[Begin]

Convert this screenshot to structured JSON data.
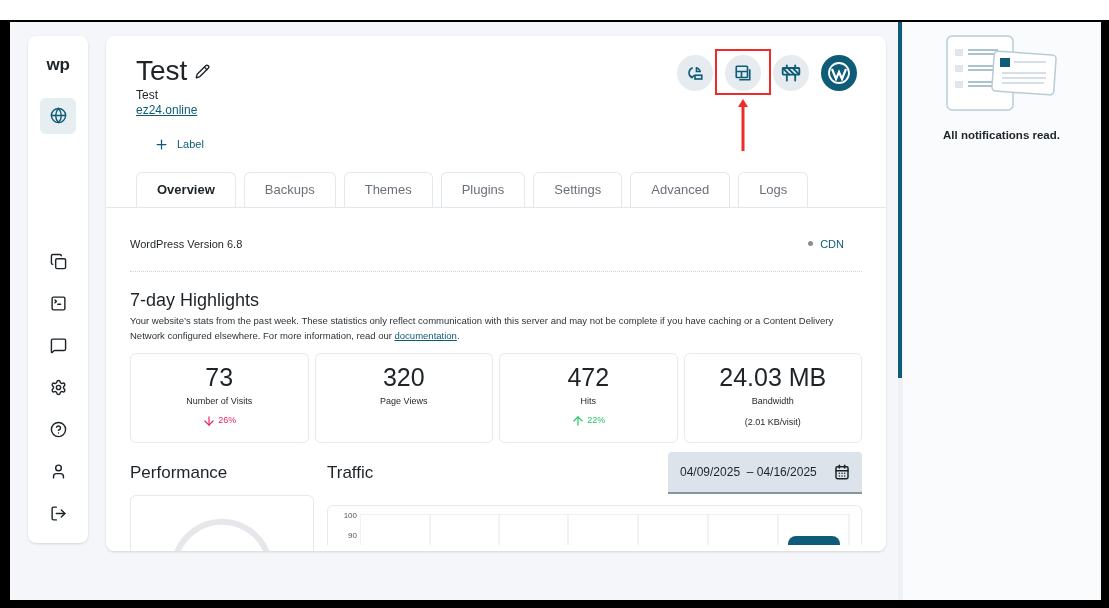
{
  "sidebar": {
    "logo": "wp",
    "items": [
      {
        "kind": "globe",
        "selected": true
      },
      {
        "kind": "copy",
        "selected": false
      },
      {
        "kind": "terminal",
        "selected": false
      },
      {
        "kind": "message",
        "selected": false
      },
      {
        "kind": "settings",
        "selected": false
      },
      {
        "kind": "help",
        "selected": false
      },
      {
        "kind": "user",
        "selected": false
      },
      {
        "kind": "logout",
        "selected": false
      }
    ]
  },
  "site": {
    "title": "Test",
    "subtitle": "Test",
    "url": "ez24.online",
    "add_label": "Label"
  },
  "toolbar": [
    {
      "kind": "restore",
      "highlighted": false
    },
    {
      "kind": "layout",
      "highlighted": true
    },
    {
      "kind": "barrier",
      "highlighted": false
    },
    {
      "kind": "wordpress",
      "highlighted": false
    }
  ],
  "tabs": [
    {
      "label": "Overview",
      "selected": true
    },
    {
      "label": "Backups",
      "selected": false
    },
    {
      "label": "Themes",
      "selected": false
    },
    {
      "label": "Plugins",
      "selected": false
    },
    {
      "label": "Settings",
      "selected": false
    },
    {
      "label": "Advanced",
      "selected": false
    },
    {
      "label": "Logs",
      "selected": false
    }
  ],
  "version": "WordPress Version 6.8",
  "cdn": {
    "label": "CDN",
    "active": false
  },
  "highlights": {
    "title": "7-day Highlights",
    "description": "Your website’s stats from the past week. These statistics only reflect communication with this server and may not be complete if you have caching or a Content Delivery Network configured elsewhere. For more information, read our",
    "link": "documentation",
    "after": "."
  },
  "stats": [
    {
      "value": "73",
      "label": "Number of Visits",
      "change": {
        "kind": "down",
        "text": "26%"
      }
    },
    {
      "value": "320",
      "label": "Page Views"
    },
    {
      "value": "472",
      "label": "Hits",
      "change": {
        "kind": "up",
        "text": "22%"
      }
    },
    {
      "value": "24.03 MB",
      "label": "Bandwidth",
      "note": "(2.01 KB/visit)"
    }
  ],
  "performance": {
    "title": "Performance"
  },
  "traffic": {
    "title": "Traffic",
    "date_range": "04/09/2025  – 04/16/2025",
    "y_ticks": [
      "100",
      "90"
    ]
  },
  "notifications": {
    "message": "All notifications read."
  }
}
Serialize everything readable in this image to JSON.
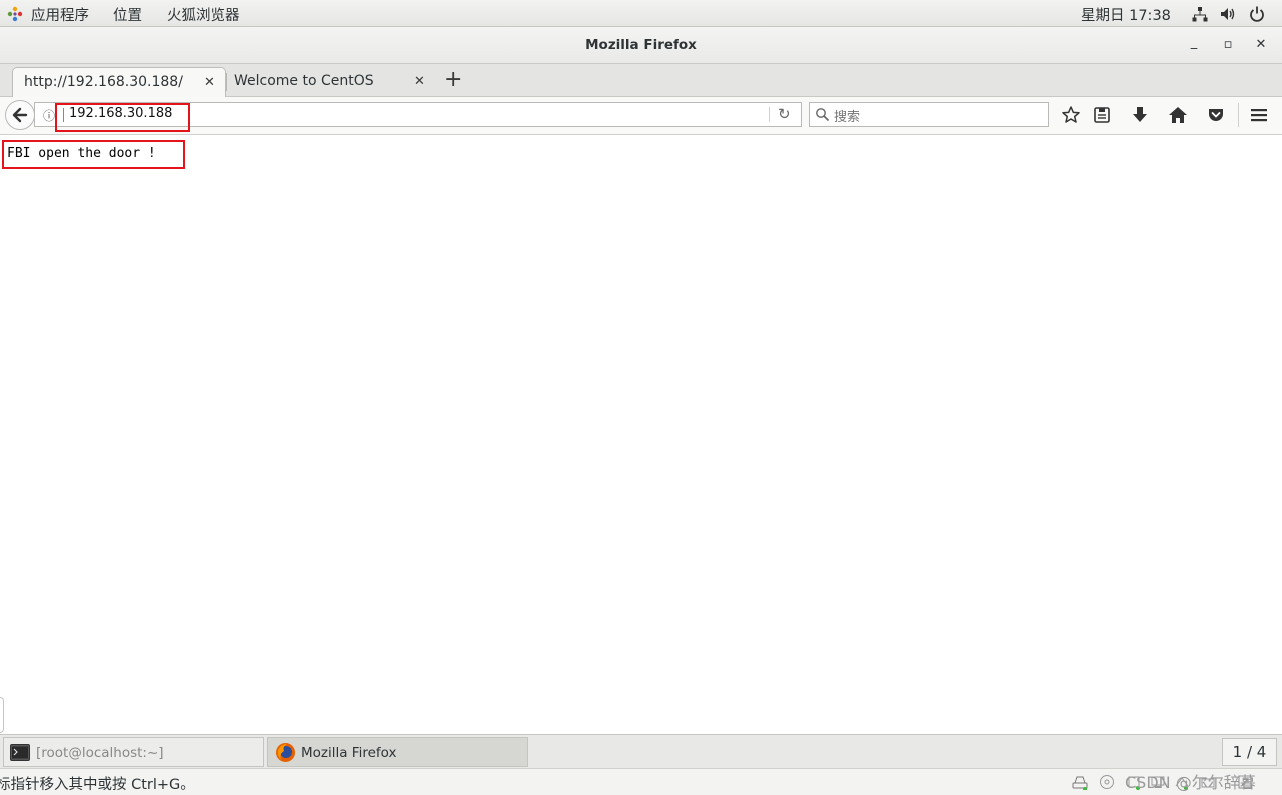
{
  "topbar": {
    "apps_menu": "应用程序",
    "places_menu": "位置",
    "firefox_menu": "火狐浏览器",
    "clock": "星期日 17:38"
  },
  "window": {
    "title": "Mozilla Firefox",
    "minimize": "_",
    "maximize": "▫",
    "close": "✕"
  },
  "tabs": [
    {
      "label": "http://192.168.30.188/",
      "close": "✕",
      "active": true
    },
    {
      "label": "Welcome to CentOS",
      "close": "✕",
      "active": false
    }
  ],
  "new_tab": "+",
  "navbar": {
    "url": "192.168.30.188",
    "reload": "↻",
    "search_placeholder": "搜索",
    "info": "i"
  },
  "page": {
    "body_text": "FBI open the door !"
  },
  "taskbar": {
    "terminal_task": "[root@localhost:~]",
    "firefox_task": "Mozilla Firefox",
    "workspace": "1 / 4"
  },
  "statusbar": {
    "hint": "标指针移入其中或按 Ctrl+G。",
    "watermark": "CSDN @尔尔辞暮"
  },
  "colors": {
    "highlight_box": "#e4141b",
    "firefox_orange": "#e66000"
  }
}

[End]
[Begin]

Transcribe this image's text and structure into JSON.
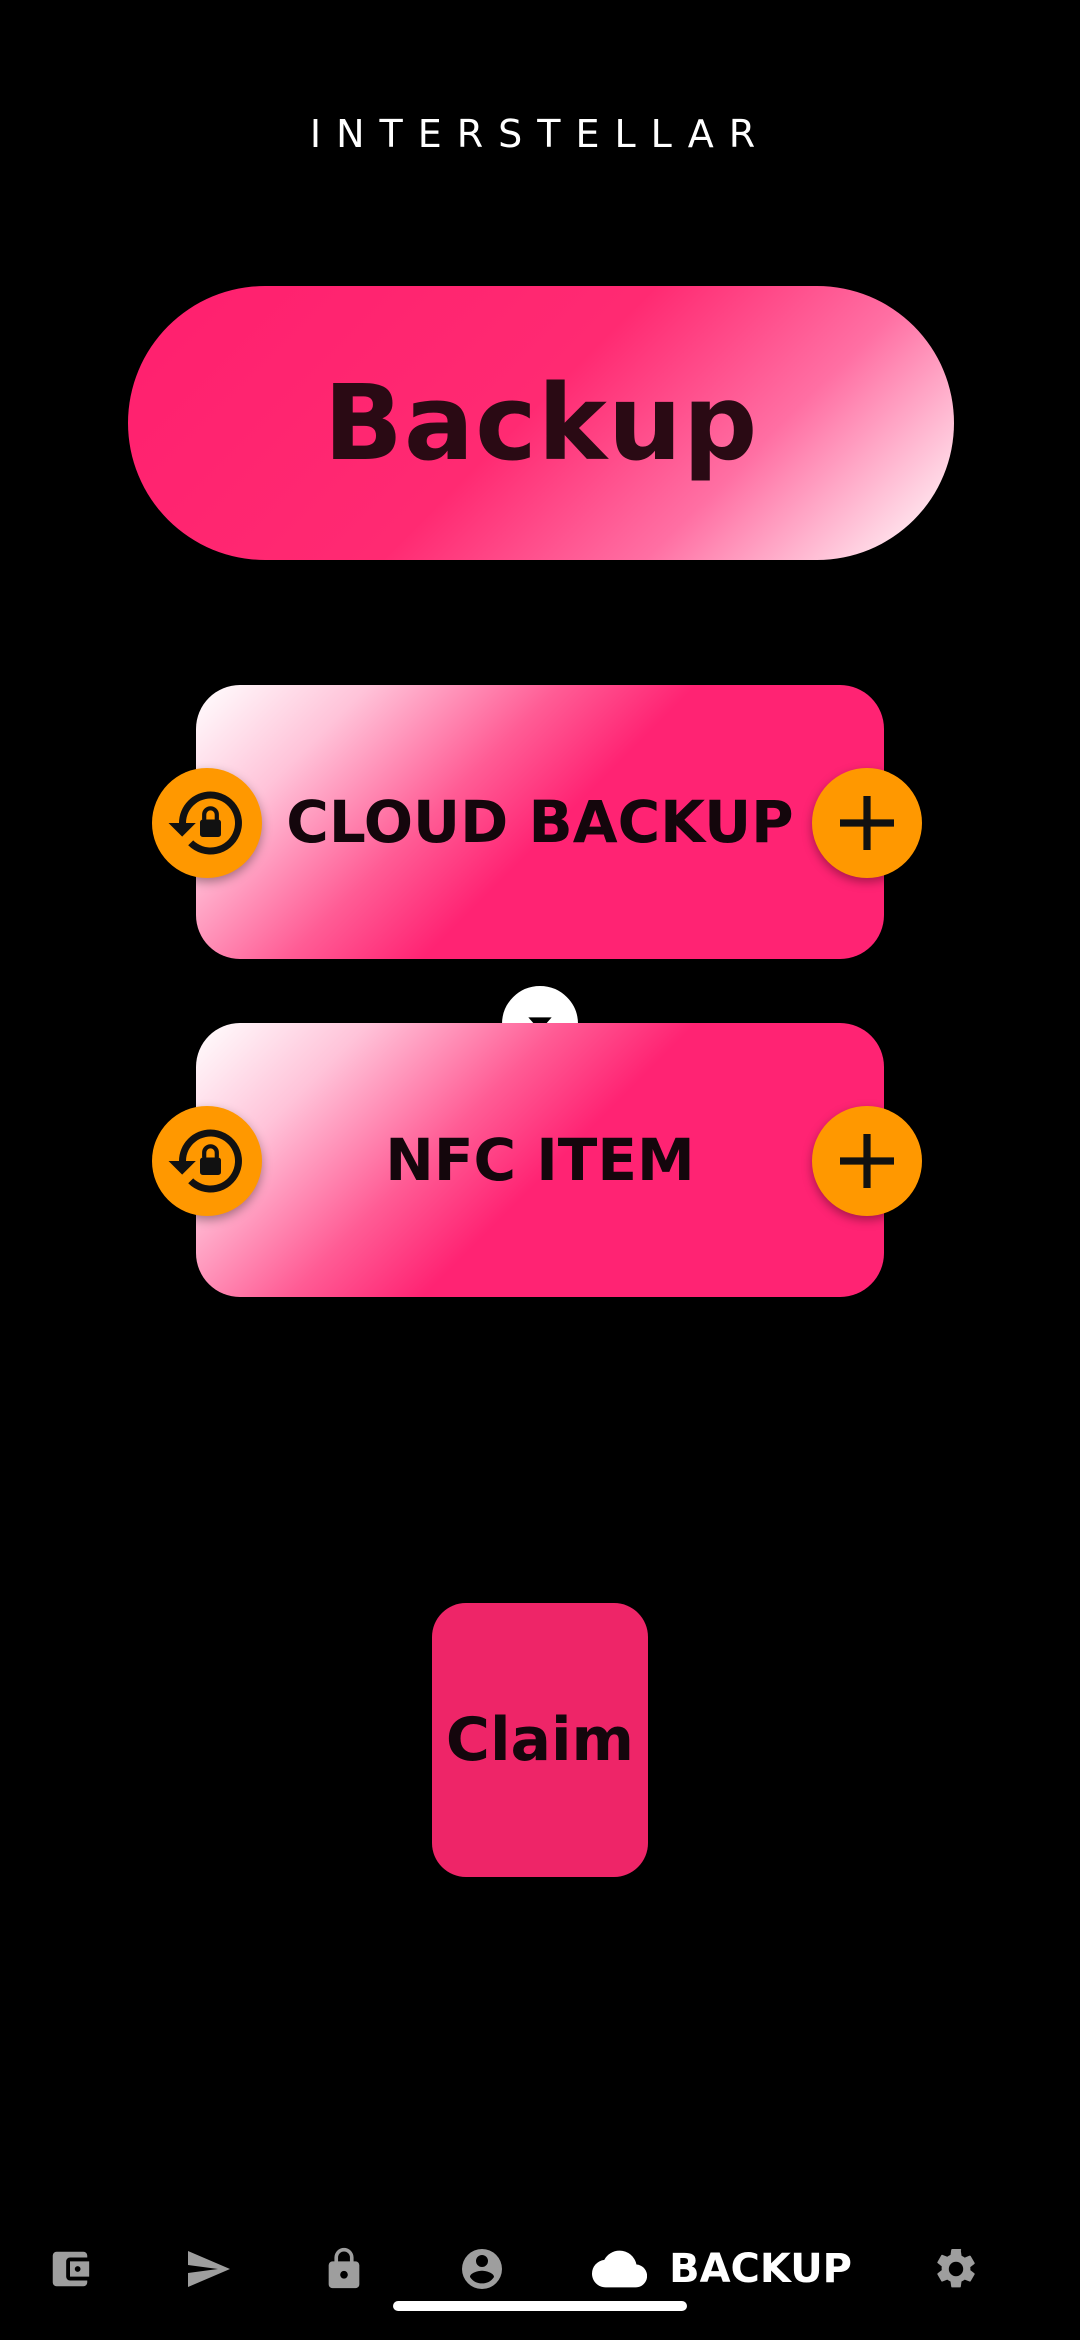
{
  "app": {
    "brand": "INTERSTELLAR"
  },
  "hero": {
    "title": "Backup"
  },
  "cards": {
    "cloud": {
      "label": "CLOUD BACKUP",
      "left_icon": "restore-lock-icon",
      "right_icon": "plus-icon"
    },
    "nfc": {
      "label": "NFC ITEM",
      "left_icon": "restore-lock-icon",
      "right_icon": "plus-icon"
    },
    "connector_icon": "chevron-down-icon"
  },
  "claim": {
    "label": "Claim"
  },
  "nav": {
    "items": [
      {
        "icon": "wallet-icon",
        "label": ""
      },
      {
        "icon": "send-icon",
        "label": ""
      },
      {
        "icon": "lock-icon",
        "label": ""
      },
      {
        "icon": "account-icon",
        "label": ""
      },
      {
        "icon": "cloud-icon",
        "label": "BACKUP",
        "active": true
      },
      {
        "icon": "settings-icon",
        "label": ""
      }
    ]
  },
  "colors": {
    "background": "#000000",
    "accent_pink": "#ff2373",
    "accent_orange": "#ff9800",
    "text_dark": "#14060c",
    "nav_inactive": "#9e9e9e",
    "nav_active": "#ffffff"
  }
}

[End]

What to do:
Search the records for the word "true" and copy every line where it occurs.

Solved problem:
        "selected": true
      "highlighted": true
      "selected": true
      "active": true
        "active": true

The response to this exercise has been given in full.